◆ **TO DO**: The data below needs to be returned exactly, line for line.

....................

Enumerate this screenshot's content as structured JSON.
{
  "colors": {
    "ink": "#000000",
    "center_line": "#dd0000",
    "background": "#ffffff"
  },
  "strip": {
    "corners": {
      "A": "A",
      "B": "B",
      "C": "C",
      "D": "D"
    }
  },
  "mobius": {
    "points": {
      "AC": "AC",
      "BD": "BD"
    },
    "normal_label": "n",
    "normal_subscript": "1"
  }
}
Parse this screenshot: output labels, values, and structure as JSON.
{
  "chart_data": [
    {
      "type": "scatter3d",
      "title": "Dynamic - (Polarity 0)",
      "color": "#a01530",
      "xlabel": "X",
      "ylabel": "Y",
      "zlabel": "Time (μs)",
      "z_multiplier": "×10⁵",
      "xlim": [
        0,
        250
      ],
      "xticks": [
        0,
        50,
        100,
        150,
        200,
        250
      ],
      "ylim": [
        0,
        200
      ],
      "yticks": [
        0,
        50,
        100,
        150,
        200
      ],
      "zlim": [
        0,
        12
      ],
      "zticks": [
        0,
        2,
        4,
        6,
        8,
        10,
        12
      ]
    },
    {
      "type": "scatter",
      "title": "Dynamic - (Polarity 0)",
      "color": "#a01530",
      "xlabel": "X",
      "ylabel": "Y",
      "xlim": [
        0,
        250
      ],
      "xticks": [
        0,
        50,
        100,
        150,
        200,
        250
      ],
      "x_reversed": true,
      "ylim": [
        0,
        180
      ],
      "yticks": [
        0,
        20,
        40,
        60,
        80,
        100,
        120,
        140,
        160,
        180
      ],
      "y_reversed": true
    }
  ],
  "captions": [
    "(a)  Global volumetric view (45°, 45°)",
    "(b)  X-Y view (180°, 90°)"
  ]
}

....................

◆ **RESPONSE TO THIS TASK**:
Enumerate this screenshot's content as structured JSON.
{
  "colors": {
    "ink": "#000000",
    "center_line": "#dd0000",
    "background": "#ffffff"
  },
  "strip": {
    "corners": {
      "A": "A",
      "B": "B",
      "C": "C",
      "D": "D"
    }
  },
  "mobius": {
    "points": {
      "AC": "AC",
      "BD": "BD"
    },
    "normal_label": "n",
    "normal_subscript": "1"
  }
}
Parse this screenshot: output labels, values, and structure as JSON.
{
  "chart_data": [
    {
      "type": "scatter3d",
      "title": "Dynamic - (Polarity 0)",
      "color": "#a01530",
      "xlabel": "X",
      "ylabel": "Y",
      "zlabel": "Time (μs)",
      "z_multiplier": "×10⁵",
      "xlim": [
        0,
        250
      ],
      "xticks": [
        0,
        50,
        100,
        150,
        200,
        250
      ],
      "ylim": [
        0,
        200
      ],
      "yticks": [
        0,
        50,
        100,
        150,
        200
      ],
      "zlim": [
        0,
        12
      ],
      "zticks": [
        0,
        2,
        4,
        6,
        8,
        10,
        12
      ]
    },
    {
      "type": "scatter",
      "title": "Dynamic - (Polarity 0)",
      "color": "#a01530",
      "xlabel": "X",
      "ylabel": "Y",
      "xlim": [
        0,
        250
      ],
      "xticks": [
        0,
        50,
        100,
        150,
        200,
        250
      ],
      "x_reversed": true,
      "ylim": [
        0,
        180
      ],
      "yticks": [
        0,
        20,
        40,
        60,
        80,
        100,
        120,
        140,
        160,
        180
      ],
      "y_reversed": true
    }
  ],
  "captions": [
    "(a)  Global volumetric view (45°, 45°)",
    "(b)  X-Y view (180°, 90°)"
  ]
}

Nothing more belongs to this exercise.